**TASK STATEMENT:**
Each record is to be transcribed exactly.

**RECORDED INFORMATION:**
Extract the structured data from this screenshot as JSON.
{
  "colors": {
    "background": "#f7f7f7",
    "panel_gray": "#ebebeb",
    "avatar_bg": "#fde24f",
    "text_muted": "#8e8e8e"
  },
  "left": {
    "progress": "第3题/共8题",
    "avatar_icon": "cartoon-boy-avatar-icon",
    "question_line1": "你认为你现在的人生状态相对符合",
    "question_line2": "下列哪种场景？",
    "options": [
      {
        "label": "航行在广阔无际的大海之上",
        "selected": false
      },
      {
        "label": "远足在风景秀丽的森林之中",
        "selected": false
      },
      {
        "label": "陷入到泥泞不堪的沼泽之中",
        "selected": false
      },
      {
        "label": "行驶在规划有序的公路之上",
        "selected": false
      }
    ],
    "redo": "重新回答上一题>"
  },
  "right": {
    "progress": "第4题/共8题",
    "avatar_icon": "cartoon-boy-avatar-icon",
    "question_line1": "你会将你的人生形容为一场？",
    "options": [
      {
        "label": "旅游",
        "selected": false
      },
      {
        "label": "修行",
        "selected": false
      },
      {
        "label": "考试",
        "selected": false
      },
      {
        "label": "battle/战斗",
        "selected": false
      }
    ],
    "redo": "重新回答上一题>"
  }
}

**THE COMPLETED TASK:**
Extract the structured data from this screenshot as JSON.
{
  "colors": {
    "background": "#f7f7f7",
    "panel_gray": "#ebebeb",
    "avatar_bg": "#fde24f",
    "text_muted": "#8e8e8e"
  },
  "left": {
    "progress": "第3题/共8题",
    "avatar_icon": "cartoon-boy-avatar-icon",
    "question_line1": "你认为你现在的人生状态相对符合",
    "question_line2": "下列哪种场景？",
    "options": [
      {
        "label": "航行在广阔无际的大海之上",
        "selected": false
      },
      {
        "label": "远足在风景秀丽的森林之中",
        "selected": false
      },
      {
        "label": "陷入到泥泞不堪的沼泽之中",
        "selected": false
      },
      {
        "label": "行驶在规划有序的公路之上",
        "selected": false
      }
    ],
    "redo": "重新回答上一题>"
  },
  "right": {
    "progress": "第4题/共8题",
    "avatar_icon": "cartoon-boy-avatar-icon",
    "question_line1": "你会将你的人生形容为一场？",
    "options": [
      {
        "label": "旅游",
        "selected": false
      },
      {
        "label": "修行",
        "selected": false
      },
      {
        "label": "考试",
        "selected": false
      },
      {
        "label": "battle/战斗",
        "selected": false
      }
    ],
    "redo": "重新回答上一题>"
  }
}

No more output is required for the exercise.